Raw data:

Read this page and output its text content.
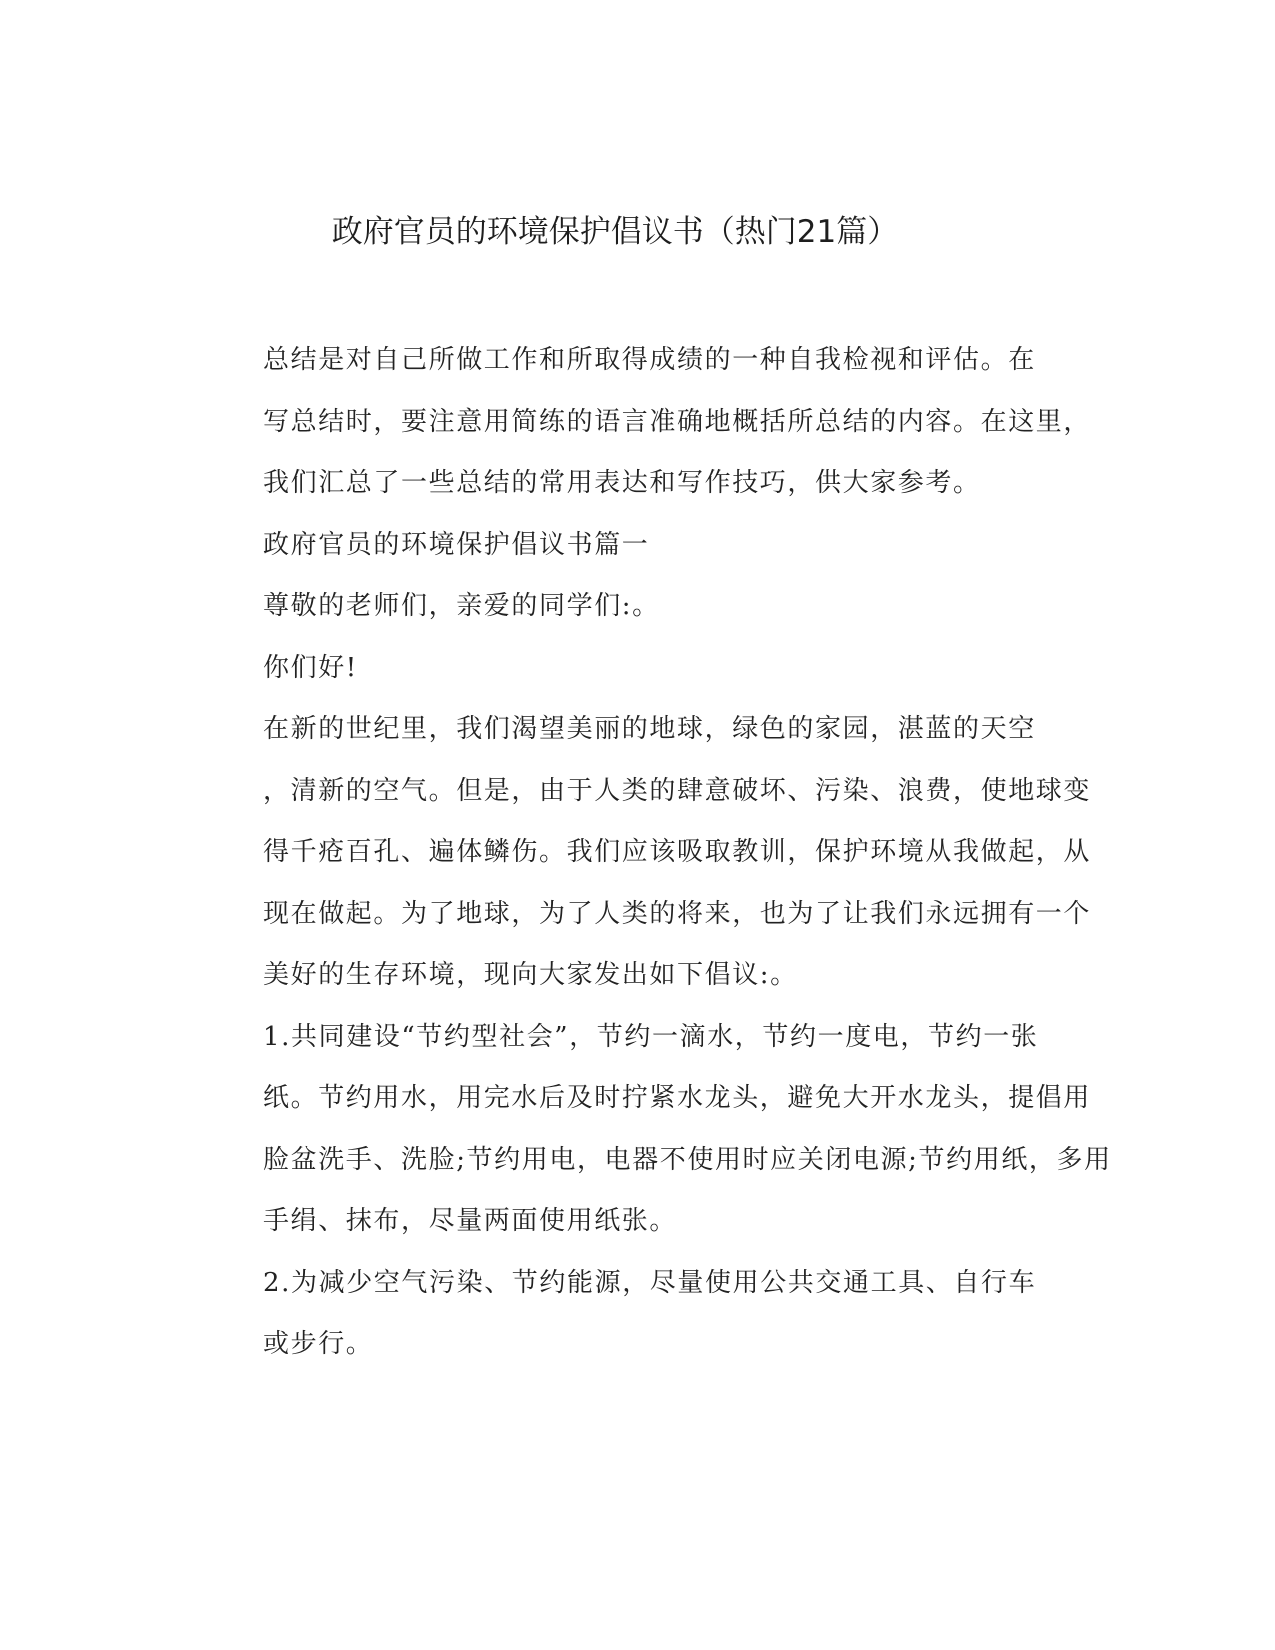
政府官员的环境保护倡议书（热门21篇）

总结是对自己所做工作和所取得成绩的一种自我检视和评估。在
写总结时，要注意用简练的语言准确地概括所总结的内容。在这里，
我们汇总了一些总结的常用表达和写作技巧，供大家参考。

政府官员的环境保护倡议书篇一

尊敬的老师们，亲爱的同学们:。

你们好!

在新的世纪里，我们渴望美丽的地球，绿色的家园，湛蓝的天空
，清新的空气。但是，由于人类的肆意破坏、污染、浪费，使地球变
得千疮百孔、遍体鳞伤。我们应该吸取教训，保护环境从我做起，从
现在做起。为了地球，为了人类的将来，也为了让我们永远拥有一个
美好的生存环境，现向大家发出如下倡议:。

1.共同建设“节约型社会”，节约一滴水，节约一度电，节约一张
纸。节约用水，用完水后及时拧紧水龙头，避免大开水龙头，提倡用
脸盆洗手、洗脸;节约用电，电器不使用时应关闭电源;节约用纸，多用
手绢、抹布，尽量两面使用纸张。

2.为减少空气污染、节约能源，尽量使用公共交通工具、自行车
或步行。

Short exercise: Strip out the pictures and quote the remaining data word for word.

Task answer:
Read this page and output its text content.
政府官员的环境保护倡议书（热门21篇）

总结是对自己所做工作和所取得成绩的一种自我检视和评估。在
写总结时，要注意用简练的语言准确地概括所总结的内容。在这里，
我们汇总了一些总结的常用表达和写作技巧，供大家参考。

政府官员的环境保护倡议书篇一

尊敬的老师们，亲爱的同学们:。

你们好!

在新的世纪里，我们渴望美丽的地球，绿色的家园，湛蓝的天空
，清新的空气。但是，由于人类的肆意破坏、污染、浪费，使地球变
得千疮百孔、遍体鳞伤。我们应该吸取教训，保护环境从我做起，从
现在做起。为了地球，为了人类的将来，也为了让我们永远拥有一个
美好的生存环境，现向大家发出如下倡议:。

1.共同建设“节约型社会”，节约一滴水，节约一度电，节约一张
纸。节约用水，用完水后及时拧紧水龙头，避免大开水龙头，提倡用
脸盆洗手、洗脸;节约用电，电器不使用时应关闭电源;节约用纸，多用
手绢、抹布，尽量两面使用纸张。

2.为减少空气污染、节约能源，尽量使用公共交通工具、自行车
或步行。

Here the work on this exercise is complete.